- [Source excerpt]:

[<prev] [next>] [<thread-prev] [thread-next>] [day] [month] [year] [list]
Message-Id: <1271842974.3794.16.camel@minggr.sh.intel.com>
Date: Wed, 21 Apr 2010 17:42:54 +0800
From: Lin Ming <ming.m.lin@...el.com>
To: "eranian@...il.com" <eranian@...il.com>
Cc: Peter Zijlstra <peterz@...radead.org>,
"Gary.Mohr@...l.com" <Gary.Mohr@...l.com>,
Corey Ashford <cjashfor@...ux.vnet.ibm.com>,
LKML <linux-kernel@...r.kernel.org>
Subject: Re: [RFC] perf_events: support for uncore a.k.a. nest units
On Wed, 2010-04-21 at 16:44 +0800, stephane eranian wrote:
> On Wed, Apr 21, 2010 at 10:39 AM, Lin Ming <ming.m.lin@...el.com> wrote:
> > On Wed, 2010-04-21 at 16:32 +0800, stephane eranian wrote:
> >> Seems to me that struct pmu is a shared resource across all CPUs.

[Spatial annotation data]
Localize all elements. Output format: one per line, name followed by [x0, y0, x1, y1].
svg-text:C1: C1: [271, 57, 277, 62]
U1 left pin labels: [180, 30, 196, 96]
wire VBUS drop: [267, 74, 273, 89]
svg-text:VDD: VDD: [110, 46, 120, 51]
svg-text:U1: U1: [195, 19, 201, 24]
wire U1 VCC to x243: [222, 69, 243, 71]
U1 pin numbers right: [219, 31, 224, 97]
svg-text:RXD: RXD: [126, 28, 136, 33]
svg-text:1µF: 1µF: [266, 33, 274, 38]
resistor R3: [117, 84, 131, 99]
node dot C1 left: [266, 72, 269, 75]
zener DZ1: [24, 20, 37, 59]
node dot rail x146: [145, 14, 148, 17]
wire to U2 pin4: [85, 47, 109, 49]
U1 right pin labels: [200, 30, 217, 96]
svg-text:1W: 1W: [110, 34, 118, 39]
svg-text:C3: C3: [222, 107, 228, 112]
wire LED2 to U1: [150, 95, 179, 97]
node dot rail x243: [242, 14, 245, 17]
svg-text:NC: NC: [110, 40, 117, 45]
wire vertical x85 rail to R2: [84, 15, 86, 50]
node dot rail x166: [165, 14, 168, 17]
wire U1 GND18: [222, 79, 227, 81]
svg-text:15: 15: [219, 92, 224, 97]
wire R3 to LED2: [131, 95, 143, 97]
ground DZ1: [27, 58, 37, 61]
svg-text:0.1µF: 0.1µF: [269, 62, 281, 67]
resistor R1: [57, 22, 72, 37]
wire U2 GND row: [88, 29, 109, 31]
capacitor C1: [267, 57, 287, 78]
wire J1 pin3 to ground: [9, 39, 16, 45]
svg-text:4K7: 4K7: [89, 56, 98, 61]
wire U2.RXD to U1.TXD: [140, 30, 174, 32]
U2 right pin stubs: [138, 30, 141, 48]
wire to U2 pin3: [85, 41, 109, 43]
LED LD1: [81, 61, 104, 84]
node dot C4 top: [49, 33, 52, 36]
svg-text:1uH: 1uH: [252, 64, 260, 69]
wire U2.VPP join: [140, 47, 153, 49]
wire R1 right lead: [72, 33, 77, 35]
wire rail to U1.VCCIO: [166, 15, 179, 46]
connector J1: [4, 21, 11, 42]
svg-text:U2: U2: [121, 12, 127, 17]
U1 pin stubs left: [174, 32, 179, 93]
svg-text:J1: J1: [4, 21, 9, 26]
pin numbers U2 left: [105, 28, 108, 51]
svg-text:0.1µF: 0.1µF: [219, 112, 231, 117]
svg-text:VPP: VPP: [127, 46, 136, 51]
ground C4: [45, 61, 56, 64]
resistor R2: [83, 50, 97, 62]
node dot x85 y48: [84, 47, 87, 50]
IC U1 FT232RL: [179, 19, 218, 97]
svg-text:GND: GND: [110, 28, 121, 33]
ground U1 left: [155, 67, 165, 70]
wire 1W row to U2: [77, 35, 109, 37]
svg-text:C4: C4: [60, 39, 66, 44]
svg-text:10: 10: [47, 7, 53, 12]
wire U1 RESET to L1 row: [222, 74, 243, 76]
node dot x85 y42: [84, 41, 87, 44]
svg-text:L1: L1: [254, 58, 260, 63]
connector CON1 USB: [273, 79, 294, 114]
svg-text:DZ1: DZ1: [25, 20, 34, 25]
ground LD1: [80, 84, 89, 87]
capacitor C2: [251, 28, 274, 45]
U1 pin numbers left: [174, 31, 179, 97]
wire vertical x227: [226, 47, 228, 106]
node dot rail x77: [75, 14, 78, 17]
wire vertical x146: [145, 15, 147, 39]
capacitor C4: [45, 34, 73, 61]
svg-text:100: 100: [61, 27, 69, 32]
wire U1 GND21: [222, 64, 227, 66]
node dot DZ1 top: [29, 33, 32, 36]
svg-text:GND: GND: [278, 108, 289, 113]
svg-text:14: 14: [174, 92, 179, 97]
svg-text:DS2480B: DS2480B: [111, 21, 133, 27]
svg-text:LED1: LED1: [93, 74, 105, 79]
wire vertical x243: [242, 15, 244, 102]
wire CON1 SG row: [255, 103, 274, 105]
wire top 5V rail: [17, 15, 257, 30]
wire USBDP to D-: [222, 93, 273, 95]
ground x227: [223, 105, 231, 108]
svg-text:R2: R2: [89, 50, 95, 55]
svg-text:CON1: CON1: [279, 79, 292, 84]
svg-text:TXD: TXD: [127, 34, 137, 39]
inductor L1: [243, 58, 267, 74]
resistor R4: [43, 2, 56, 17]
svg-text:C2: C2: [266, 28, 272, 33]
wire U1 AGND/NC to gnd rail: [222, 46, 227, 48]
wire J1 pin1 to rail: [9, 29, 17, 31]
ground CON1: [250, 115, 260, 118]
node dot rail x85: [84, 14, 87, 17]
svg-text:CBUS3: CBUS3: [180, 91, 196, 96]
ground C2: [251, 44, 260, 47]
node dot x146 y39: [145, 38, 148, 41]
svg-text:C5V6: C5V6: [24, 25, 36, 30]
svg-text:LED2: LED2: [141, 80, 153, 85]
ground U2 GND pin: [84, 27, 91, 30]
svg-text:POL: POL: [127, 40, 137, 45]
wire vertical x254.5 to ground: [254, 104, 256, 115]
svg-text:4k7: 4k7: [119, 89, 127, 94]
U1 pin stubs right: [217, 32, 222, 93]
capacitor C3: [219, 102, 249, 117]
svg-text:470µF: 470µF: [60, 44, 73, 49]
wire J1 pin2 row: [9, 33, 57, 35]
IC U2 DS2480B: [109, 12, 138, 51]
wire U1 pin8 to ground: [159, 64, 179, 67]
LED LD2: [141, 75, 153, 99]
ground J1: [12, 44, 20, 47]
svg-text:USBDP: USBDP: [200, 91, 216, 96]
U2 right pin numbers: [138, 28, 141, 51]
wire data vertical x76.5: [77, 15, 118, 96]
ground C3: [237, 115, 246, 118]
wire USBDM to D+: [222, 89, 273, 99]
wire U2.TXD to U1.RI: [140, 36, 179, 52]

- [Required actions]:
**A)** Print the passage of the perf_events message above between "[<prev] [next>] [<thread-prev]" and "across all CPUs.", inclusive.
**B)** Decide whether each statement agrees with the perf_events message above, answering yes or no and quoting the words that settle it: (i) The message is dated Wed, 21 Apr 2010. (ii) The subject line concerns support for uncore units. (iii) stephane eranian suggests that struct pmu belongs to a single CPU.
**C)** Name every recipient listed in the Cc field of the perf_events message above.

- [Expected responses]:
**A)**
[<prev] [next>] [<thread-prev] [thread-next>] [day] [month] [year] [list]
Message-Id: <1271842974.3794.16.camel@minggr.sh.intel.com>
Date: Wed, 21 Apr 2010 17:42:54 +0800
From: Lin Ming <ming.m.lin@...el.com>
To: "eranian@...il.com" <eranian@...il.com>
Cc: Peter Zijlstra <peterz@...radead.org>,
"Gary.Mohr@...l.com" <Gary.Mohr@...l.com>,
Corey Ashford <cjashfor@...ux.vnet.ibm.com>,
LKML <linux-kernel@...r.kernel.org>
Subject: Re: [RFC] perf_events: support for uncore a.k.a. nest units
On Wed, 2010-04-21 at 16:44 +0800, stephane eranian wrote:
> On Wed, Apr 21, 2010 at 10:39 AM, Lin Ming <ming.m.lin@...el.com> wrote:
> > On Wed, 2010-04-21 at 16:32 +0800, stephane eranian wrote:
> >> Seems to me that struct pmu is a shared resource across all CPUs.

**B)**
(i) Yes: "Date: Wed, 21 Apr 2010 17:42:54 +0800"
(ii) Yes: "Subject: Re: [RFC] perf_events: support for uncore a.k.a. nest units"
(iii) No: "Seems to me that struct pmu is a shared resource across all CPUs."

**C)**
Peter Zijlstra
Gary.Mohr@...l.com
Corey Ashford
LKML